- Exercise description -
The records below must be duplicated exactly, character for character.

* Start Stored rows *

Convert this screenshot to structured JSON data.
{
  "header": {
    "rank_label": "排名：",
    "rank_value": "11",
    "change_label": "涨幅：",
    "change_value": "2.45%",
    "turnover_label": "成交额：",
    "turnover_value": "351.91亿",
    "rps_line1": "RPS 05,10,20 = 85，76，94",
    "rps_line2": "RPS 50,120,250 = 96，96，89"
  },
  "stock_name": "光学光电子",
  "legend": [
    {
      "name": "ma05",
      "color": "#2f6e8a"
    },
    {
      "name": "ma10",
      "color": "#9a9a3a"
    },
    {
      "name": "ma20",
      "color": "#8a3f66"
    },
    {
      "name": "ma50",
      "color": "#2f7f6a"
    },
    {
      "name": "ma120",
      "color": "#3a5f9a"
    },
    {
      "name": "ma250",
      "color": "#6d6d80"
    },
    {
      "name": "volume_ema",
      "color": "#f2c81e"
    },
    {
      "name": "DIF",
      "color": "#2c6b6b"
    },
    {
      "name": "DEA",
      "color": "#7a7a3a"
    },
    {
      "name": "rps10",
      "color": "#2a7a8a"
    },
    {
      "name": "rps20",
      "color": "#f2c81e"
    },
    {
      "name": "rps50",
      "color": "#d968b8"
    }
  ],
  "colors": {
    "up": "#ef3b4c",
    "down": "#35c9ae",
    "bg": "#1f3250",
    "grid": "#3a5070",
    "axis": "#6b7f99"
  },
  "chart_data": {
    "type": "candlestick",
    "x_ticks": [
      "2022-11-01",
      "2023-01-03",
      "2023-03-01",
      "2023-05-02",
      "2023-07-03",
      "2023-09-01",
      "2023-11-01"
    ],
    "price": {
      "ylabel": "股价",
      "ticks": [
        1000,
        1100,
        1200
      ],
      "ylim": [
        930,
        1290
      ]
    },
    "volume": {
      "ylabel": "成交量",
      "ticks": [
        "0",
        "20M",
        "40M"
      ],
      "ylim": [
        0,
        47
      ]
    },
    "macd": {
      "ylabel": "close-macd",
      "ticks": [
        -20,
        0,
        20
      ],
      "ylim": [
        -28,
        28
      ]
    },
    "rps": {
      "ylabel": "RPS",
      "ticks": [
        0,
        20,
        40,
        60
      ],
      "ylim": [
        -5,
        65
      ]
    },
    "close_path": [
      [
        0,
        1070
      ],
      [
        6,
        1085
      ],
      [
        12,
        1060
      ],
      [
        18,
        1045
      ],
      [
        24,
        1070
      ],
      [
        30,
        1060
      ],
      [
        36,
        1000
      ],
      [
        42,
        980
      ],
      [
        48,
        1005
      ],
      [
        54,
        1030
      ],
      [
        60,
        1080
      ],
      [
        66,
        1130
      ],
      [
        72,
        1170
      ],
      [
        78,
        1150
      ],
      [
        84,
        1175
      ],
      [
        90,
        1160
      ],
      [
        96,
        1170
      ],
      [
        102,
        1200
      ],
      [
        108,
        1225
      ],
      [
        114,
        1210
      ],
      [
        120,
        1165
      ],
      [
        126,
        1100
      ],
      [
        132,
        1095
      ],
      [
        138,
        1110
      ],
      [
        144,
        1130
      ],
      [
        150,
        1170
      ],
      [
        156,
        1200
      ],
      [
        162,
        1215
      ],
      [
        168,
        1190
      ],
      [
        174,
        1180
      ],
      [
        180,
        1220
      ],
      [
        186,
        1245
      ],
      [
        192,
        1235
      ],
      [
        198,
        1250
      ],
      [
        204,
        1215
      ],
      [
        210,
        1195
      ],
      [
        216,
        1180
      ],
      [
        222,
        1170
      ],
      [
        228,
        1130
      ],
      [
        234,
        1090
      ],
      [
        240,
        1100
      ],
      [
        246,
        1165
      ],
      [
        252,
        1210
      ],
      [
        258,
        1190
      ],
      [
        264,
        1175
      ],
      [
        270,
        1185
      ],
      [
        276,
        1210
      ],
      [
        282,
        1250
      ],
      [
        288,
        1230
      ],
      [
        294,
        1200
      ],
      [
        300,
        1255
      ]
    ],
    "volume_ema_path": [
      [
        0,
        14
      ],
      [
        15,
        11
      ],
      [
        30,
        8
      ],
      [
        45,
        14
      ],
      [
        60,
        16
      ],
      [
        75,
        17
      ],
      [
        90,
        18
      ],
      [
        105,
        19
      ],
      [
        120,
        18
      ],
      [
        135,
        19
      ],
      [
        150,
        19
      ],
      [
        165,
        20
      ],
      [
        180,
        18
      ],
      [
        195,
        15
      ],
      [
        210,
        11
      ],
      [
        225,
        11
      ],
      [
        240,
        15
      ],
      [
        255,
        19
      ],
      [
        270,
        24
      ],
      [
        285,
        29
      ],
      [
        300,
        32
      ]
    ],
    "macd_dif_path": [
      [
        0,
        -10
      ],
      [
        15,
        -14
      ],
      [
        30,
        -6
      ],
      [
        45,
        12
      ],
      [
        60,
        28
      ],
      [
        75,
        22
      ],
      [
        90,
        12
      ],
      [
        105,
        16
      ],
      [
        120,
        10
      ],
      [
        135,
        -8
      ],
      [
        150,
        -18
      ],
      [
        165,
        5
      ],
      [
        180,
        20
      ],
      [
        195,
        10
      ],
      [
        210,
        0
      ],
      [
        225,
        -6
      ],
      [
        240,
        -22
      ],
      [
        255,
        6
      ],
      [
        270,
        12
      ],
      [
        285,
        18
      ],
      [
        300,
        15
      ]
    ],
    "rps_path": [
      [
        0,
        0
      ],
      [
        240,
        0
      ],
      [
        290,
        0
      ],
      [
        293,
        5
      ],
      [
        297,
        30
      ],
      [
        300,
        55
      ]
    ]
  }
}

* End Stored rows *

- Answer to the problem -
Convert this screenshot to structured JSON data.
{
  "header": {
    "rank_label": "排名：",
    "rank_value": "11",
    "change_label": "涨幅：",
    "change_value": "2.45%",
    "turnover_label": "成交额：",
    "turnover_value": "351.91亿",
    "rps_line1": "RPS 05,10,20 = 85，76，94",
    "rps_line2": "RPS 50,120,250 = 96，96，89"
  },
  "stock_name": "光学光电子",
  "legend": [
    {
      "name": "ma05",
      "color": "#2f6e8a"
    },
    {
      "name": "ma10",
      "color": "#9a9a3a"
    },
    {
      "name": "ma20",
      "color": "#8a3f66"
    },
    {
      "name": "ma50",
      "color": "#2f7f6a"
    },
    {
      "name": "ma120",
      "color": "#3a5f9a"
    },
    {
      "name": "ma250",
      "color": "#6d6d80"
    },
    {
      "name": "volume_ema",
      "color": "#f2c81e"
    },
    {
      "name": "DIF",
      "color": "#2c6b6b"
    },
    {
      "name": "DEA",
      "color": "#7a7a3a"
    },
    {
      "name": "rps10",
      "color": "#2a7a8a"
    },
    {
      "name": "rps20",
      "color": "#f2c81e"
    },
    {
      "name": "rps50",
      "color": "#d968b8"
    }
  ],
  "colors": {
    "up": "#ef3b4c",
    "down": "#35c9ae",
    "bg": "#1f3250",
    "grid": "#3a5070",
    "axis": "#6b7f99"
  },
  "chart_data": {
    "type": "candlestick",
    "x_ticks": [
      "2022-11-01",
      "2023-01-03",
      "2023-03-01",
      "2023-05-02",
      "2023-07-03",
      "2023-09-01",
      "2023-11-01"
    ],
    "price": {
      "ylabel": "股价",
      "ticks": [
        1000,
        1100,
        1200
      ],
      "ylim": [
        930,
        1290
      ]
    },
    "volume": {
      "ylabel": "成交量",
      "ticks": [
        "0",
        "20M",
        "40M"
      ],
      "ylim": [
        0,
        47
      ]
    },
    "macd": {
      "ylabel": "close-macd",
      "ticks": [
        -20,
        0,
        20
      ],
      "ylim": [
        -28,
        28
      ]
    },
    "rps": {
      "ylabel": "RPS",
      "ticks": [
        0,
        20,
        40,
        60
      ],
      "ylim": [
        -5,
        65
      ]
    },
    "close_path": [
      [
        0,
        1070
      ],
      [
        6,
        1085
      ],
      [
        12,
        1060
      ],
      [
        18,
        1045
      ],
      [
        24,
        1070
      ],
      [
        30,
        1060
      ],
      [
        36,
        1000
      ],
      [
        42,
        980
      ],
      [
        48,
        1005
      ],
      [
        54,
        1030
      ],
      [
        60,
        1080
      ],
      [
        66,
        1130
      ],
      [
        72,
        1170
      ],
      [
        78,
        1150
      ],
      [
        84,
        1175
      ],
      [
        90,
        1160
      ],
      [
        96,
        1170
      ],
      [
        102,
        1200
      ],
      [
        108,
        1225
      ],
      [
        114,
        1210
      ],
      [
        120,
        1165
      ],
      [
        126,
        1100
      ],
      [
        132,
        1095
      ],
      [
        138,
        1110
      ],
      [
        144,
        1130
      ],
      [
        150,
        1170
      ],
      [
        156,
        1200
      ],
      [
        162,
        1215
      ],
      [
        168,
        1190
      ],
      [
        174,
        1180
      ],
      [
        180,
        1220
      ],
      [
        186,
        1245
      ],
      [
        192,
        1235
      ],
      [
        198,
        1250
      ],
      [
        204,
        1215
      ],
      [
        210,
        1195
      ],
      [
        216,
        1180
      ],
      [
        222,
        1170
      ],
      [
        228,
        1130
      ],
      [
        234,
        1090
      ],
      [
        240,
        1100
      ],
      [
        246,
        1165
      ],
      [
        252,
        1210
      ],
      [
        258,
        1190
      ],
      [
        264,
        1175
      ],
      [
        270,
        1185
      ],
      [
        276,
        1210
      ],
      [
        282,
        1250
      ],
      [
        288,
        1230
      ],
      [
        294,
        1200
      ],
      [
        300,
        1255
      ]
    ],
    "volume_ema_path": [
      [
        0,
        14
      ],
      [
        15,
        11
      ],
      [
        30,
        8
      ],
      [
        45,
        14
      ],
      [
        60,
        16
      ],
      [
        75,
        17
      ],
      [
        90,
        18
      ],
      [
        105,
        19
      ],
      [
        120,
        18
      ],
      [
        135,
        19
      ],
      [
        150,
        19
      ],
      [
        165,
        20
      ],
      [
        180,
        18
      ],
      [
        195,
        15
      ],
      [
        210,
        11
      ],
      [
        225,
        11
      ],
      [
        240,
        15
      ],
      [
        255,
        19
      ],
      [
        270,
        24
      ],
      [
        285,
        29
      ],
      [
        300,
        32
      ]
    ],
    "macd_dif_path": [
      [
        0,
        -10
      ],
      [
        15,
        -14
      ],
      [
        30,
        -6
      ],
      [
        45,
        12
      ],
      [
        60,
        28
      ],
      [
        75,
        22
      ],
      [
        90,
        12
      ],
      [
        105,
        16
      ],
      [
        120,
        10
      ],
      [
        135,
        -8
      ],
      [
        150,
        -18
      ],
      [
        165,
        5
      ],
      [
        180,
        20
      ],
      [
        195,
        10
      ],
      [
        210,
        0
      ],
      [
        225,
        -6
      ],
      [
        240,
        -22
      ],
      [
        255,
        6
      ],
      [
        270,
        12
      ],
      [
        285,
        18
      ],
      [
        300,
        15
      ]
    ],
    "rps_path": [
      [
        0,
        0
      ],
      [
        240,
        0
      ],
      [
        290,
        0
      ],
      [
        293,
        5
      ],
      [
        297,
        30
      ],
      [
        300,
        55
      ]
    ]
  }
}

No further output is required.